→ Source records
+++
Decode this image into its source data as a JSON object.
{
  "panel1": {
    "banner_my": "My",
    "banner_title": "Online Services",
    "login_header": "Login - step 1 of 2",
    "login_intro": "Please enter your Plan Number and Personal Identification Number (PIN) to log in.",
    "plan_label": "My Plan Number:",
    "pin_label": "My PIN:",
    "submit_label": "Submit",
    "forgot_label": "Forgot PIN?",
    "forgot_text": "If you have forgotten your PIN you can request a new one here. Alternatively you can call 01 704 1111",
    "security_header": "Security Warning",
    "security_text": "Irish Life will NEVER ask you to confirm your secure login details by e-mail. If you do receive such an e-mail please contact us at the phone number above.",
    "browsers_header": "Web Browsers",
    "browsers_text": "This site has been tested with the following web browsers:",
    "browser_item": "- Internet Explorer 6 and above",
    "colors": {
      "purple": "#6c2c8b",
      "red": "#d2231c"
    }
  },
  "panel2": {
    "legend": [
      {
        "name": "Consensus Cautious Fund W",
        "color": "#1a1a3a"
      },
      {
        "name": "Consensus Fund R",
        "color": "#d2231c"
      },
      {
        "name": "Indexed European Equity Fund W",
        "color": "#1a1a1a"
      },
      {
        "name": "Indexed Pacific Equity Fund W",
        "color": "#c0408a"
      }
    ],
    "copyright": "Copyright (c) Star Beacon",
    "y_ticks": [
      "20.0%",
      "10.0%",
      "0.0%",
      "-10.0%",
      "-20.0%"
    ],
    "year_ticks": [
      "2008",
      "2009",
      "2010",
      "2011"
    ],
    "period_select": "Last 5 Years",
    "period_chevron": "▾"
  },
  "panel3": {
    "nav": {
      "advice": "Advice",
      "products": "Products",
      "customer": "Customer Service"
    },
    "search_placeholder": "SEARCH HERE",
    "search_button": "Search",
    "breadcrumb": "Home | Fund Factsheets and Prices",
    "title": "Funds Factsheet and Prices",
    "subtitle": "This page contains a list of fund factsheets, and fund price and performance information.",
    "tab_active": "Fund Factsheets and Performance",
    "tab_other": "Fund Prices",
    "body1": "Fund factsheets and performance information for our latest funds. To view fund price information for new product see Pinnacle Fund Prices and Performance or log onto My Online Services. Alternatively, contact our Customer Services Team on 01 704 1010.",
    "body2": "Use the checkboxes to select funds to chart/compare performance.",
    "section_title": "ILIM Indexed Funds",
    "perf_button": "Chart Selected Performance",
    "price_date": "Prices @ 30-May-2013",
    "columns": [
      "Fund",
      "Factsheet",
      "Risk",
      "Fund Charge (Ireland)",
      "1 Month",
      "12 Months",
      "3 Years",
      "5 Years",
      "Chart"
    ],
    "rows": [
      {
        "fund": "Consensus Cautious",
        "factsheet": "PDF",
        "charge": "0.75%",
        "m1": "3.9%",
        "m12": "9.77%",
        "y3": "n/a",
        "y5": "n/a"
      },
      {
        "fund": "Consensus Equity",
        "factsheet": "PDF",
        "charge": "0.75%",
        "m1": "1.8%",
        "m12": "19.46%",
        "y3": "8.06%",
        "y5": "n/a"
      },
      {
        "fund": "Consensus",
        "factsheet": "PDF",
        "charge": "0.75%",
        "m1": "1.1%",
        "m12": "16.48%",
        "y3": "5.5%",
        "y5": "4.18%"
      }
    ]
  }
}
+++
→ To be done
Look for lines containing the string "Services" and copy them all.

→ Complete output
    "banner_title": "Online Services",
    "body1": "Fund factsheets and performance information for our latest funds. To view fund price information for new product see Pinnacle Fund Prices and Performance or log onto My Online Services. Alternatively, contact our Customer Services Team on 01 704 1010.",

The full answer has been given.